**TO BE DONE**
Report how many lines contain "under". The answer is a single number.

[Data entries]
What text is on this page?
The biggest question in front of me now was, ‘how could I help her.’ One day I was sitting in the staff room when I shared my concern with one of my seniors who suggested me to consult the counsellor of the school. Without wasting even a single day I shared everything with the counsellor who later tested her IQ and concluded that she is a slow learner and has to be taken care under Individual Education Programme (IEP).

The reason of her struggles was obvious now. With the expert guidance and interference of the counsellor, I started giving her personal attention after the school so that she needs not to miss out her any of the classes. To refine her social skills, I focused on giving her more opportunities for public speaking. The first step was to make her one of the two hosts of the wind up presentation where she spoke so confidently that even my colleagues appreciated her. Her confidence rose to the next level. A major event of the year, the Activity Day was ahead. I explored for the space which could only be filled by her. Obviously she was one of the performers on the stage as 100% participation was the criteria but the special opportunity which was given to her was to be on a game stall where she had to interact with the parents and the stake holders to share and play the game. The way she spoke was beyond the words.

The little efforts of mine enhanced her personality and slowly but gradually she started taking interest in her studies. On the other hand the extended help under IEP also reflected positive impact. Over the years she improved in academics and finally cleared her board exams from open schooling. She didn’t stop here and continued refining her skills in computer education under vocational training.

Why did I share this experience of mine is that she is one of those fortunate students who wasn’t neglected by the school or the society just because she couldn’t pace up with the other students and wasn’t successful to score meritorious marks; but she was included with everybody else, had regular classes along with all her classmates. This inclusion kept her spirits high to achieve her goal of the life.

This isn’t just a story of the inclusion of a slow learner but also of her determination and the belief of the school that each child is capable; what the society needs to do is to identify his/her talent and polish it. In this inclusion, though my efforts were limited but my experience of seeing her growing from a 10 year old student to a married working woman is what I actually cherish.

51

* * *

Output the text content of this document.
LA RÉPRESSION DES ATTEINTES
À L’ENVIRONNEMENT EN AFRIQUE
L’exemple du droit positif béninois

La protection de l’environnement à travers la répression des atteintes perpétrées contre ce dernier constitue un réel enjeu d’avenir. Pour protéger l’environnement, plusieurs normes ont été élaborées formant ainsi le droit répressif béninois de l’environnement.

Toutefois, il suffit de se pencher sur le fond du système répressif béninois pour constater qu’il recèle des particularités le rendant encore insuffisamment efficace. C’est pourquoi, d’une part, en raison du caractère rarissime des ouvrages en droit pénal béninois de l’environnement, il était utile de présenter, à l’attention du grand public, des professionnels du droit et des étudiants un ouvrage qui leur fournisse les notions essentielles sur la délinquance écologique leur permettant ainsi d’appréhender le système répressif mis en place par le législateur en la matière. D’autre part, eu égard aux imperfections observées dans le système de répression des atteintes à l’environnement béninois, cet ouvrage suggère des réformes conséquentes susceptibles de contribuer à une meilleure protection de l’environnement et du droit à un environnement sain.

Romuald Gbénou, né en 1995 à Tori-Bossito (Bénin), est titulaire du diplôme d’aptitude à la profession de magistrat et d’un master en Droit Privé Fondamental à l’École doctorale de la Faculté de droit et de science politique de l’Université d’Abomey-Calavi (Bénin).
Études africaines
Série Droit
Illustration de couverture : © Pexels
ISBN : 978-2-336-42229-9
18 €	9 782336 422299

**REPLY**
2